• Seçilmiş alıntı:
-----
Ubuntuyu birinci işletim sistemi olarak kullanmayı bırakmama sebepte bu tutumlarıdır. Benim gibi bir çok kişi var.
hal böyle olunca,
projeye gelen pull request’leri bile merge etmek yerine kendisi copy paste ile sisteme ekleyen bir adam’a ne kadar güvenebilirim ?
https://github.com/laravel/framework/graphs/contributors bu linkten de görebileceğiniz gibi laravel’in büyük bir kısmı @taylorotwell tarafından yazılmış gözüküyor.
adam fırsat bulduğu her platformda “Ehe naber ? laraveli ben yaptım, benim bu proje” demekten kendini alamıyor.
3- Versiyonlama sorunları.
Can alıcı kısım bu aslında. Laravel Semantic Versiyonlama ile yazılmıyor, örnek verecek olursak,
bir yazılımın 1.2.4 versiyonu ile 1.2.5 versiyonu arasında çok büyük değişiklikler olmaz, yani siz bu aracı kullanırken 1.2.4 versiyonunu 1.2.5 versiyonuna yükselttiğinizde projenizin çalışmasına devam etmesini beklersiniz.
Laravel’de durum böyle değil, 1.2.4 versiyonunda desteklediği bir kütüphaneyi yada metodu, 1.2.5 versiyonunda komple kaldırmış ve yerine bambaşka bir metod eklemiş olabiliyor. Böyle olunca bu gün yazdığınız kod, laravel güncellendikten sonra tamamen çalışmaz hale gelebiliyor.
Mesela, Python 2 varken ve halen geliştirme süreci devam ediyorken, Python 3 çıkmasının ve onunda geliştirilmesinin sebebi budur,
yada Opencart 1.5.5.6 sürümü varken Opencart 2.0.0.0 ‘ın çıkmasındaki sebep budur,
köklü değişiklikler olduğunda sizin ürününüzü kullananların “mağdur” olmaması için bu tarz versiyonlama sistemi kullanılır. Bu her şeyden önce “saygı” sorunudur.
Temel amacımız sorunsuz çalışan bir sistem ise, bu şekilde “ya ruby’de şu özellik var, laravelde neden yok demesin millet, bende bunu ekleyeyim o zaman” diyerek kafasına göre versiyonlama yapan bir adamın ortaya çıkardığı üründen ne kadar fayda bekleyebiliriz ?
4- Kullanıcıların sorun çıktığında çözüme ulaşmasının önünü tıkamak.
-----
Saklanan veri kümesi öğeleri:
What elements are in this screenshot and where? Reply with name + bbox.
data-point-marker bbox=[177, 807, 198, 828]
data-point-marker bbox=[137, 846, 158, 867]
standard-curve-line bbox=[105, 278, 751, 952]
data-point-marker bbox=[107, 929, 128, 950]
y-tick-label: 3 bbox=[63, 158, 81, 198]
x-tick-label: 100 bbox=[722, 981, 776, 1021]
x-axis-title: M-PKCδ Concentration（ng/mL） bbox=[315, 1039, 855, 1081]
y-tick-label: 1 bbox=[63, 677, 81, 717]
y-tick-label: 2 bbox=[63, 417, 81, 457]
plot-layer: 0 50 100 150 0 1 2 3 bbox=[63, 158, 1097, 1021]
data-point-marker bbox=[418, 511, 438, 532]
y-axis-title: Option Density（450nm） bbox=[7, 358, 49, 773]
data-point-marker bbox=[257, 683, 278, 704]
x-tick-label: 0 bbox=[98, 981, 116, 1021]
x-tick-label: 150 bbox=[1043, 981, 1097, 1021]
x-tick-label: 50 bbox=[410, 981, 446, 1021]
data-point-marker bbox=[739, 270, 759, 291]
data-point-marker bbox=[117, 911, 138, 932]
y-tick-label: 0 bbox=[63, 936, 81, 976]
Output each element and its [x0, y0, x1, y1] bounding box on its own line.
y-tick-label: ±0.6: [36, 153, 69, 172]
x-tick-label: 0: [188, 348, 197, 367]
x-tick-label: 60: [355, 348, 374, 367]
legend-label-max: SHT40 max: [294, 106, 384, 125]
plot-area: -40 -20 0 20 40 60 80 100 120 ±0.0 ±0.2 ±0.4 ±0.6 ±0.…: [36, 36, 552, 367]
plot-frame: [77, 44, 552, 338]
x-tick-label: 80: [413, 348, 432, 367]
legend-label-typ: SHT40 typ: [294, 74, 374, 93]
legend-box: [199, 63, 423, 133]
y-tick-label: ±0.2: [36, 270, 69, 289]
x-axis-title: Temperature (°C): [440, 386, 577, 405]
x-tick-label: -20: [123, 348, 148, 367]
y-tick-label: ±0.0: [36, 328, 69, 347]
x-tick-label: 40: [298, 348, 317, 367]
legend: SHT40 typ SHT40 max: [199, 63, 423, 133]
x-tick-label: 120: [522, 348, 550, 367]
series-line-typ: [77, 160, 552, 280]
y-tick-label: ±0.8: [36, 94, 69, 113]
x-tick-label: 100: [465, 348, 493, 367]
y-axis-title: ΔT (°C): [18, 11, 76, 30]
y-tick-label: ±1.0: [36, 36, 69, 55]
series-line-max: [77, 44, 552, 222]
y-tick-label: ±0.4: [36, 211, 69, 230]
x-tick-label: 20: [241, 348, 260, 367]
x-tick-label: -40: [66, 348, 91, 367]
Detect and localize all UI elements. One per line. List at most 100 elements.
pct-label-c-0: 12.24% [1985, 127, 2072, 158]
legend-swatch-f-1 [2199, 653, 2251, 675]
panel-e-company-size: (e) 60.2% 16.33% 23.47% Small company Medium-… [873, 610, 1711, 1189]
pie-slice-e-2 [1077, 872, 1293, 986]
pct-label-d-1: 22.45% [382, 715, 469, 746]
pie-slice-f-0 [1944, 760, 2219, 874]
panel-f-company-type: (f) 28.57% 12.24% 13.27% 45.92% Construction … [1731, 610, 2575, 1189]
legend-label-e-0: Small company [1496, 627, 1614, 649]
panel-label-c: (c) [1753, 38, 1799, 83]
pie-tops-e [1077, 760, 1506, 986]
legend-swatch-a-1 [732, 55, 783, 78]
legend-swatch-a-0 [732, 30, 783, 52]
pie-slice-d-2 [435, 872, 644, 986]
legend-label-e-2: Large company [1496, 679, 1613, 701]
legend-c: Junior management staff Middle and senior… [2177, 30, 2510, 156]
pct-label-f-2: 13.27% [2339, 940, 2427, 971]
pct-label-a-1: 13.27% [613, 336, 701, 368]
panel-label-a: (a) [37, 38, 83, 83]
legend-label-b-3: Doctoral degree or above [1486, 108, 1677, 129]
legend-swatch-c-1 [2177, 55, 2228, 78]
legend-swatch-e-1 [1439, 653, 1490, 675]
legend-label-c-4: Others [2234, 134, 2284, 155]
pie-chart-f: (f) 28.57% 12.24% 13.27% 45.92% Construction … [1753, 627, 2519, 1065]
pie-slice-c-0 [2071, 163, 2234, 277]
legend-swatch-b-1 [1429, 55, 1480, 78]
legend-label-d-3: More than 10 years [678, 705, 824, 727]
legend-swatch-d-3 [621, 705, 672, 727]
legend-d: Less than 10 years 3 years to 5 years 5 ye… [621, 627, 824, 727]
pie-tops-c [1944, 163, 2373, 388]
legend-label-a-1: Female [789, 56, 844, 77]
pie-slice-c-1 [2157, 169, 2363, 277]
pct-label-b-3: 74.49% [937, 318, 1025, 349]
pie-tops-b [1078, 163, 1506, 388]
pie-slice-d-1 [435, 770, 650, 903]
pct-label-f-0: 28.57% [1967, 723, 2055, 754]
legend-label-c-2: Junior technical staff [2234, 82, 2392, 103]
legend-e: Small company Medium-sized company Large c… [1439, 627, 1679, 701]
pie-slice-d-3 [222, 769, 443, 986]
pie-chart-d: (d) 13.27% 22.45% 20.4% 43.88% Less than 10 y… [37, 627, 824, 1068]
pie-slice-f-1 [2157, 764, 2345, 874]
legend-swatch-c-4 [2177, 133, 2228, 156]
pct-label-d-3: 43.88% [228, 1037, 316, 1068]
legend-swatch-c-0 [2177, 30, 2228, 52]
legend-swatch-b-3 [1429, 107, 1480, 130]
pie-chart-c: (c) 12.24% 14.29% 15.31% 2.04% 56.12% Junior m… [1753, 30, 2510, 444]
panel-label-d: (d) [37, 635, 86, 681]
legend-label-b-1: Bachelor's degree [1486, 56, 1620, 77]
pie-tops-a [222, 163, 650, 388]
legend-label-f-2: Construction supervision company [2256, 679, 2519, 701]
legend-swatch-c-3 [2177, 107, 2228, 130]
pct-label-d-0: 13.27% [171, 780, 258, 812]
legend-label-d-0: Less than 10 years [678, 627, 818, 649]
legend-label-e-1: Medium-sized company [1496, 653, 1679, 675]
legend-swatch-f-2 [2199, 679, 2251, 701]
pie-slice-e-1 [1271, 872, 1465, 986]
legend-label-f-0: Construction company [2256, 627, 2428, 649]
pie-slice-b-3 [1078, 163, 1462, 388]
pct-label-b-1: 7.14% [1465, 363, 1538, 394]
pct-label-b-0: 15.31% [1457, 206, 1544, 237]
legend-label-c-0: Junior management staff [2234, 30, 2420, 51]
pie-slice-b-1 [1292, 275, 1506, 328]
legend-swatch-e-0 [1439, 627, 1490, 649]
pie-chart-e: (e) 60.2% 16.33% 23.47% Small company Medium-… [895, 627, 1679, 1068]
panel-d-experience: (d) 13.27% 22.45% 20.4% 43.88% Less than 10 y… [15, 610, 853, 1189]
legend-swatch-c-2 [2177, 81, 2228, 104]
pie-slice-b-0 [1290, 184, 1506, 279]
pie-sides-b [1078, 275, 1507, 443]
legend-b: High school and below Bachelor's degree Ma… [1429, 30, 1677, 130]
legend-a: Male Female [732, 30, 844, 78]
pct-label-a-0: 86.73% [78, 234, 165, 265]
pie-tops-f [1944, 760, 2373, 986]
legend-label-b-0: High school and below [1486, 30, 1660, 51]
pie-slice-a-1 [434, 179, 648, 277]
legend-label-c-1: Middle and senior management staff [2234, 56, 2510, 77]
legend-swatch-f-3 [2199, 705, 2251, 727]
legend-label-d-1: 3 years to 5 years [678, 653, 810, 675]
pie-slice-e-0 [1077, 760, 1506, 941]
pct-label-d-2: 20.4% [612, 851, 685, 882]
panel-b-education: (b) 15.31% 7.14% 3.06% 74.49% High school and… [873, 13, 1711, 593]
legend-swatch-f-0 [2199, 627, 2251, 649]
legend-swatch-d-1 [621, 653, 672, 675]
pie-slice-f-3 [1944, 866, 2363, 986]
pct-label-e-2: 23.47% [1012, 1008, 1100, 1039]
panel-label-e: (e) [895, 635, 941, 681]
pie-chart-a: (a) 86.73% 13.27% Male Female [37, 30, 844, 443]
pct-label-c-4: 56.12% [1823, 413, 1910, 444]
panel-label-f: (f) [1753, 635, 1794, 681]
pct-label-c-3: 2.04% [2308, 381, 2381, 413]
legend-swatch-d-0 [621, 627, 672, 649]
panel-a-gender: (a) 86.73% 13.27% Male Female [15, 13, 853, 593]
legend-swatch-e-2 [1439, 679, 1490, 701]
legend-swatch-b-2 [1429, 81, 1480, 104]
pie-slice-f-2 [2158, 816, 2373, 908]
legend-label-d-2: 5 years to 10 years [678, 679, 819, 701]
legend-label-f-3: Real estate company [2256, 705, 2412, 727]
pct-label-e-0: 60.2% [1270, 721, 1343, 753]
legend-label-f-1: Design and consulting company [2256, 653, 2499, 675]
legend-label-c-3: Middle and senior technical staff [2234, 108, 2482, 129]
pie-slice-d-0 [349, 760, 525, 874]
-----
• Görev listesi:
1) Alıntıda noktalarla ayrılmış biçimde yazılan bütün sürüm numaralarını sıralayın.
2) Kayıtların başından "y-tick-label: 0 bbox=[63, 936, 81, 976]" ifadesini içeren satıra kadar olan satırları, iki uçtaki satır da dahil, aynen kopyalayın.
Alıntı ile kayıtlar birbirinden bağımsızdır.

• Görevlere göre sonuçlar:
1)
1.2.4
1.2.5
1.5.5.6
2.0.0.0

2)
What elements are in this screenshot and where? Reply with name + bbox.
data-point-marker bbox=[177, 807, 198, 828]
data-point-marker bbox=[137, 846, 158, 867]
standard-curve-line bbox=[105, 278, 751, 952]
data-point-marker bbox=[107, 929, 128, 950]
y-tick-label: 3 bbox=[63, 158, 81, 198]
x-tick-label: 100 bbox=[722, 981, 776, 1021]
x-axis-title: M-PKCδ Concentration（ng/mL） bbox=[315, 1039, 855, 1081]
y-tick-label: 1 bbox=[63, 677, 81, 717]
y-tick-label: 2 bbox=[63, 417, 81, 457]
plot-layer: 0 50 100 150 0 1 2 3 bbox=[63, 158, 1097, 1021]
data-point-marker bbox=[418, 511, 438, 532]
y-axis-title: Option Density（450nm） bbox=[7, 358, 49, 773]
data-point-marker bbox=[257, 683, 278, 704]
x-tick-label: 0 bbox=[98, 981, 116, 1021]
x-tick-label: 150 bbox=[1043, 981, 1097, 1021]
x-tick-label: 50 bbox=[410, 981, 446, 1021]
data-point-marker bbox=[739, 270, 759, 291]
data-point-marker bbox=[117, 911, 138, 932]
y-tick-label: 0 bbox=[63, 936, 81, 976]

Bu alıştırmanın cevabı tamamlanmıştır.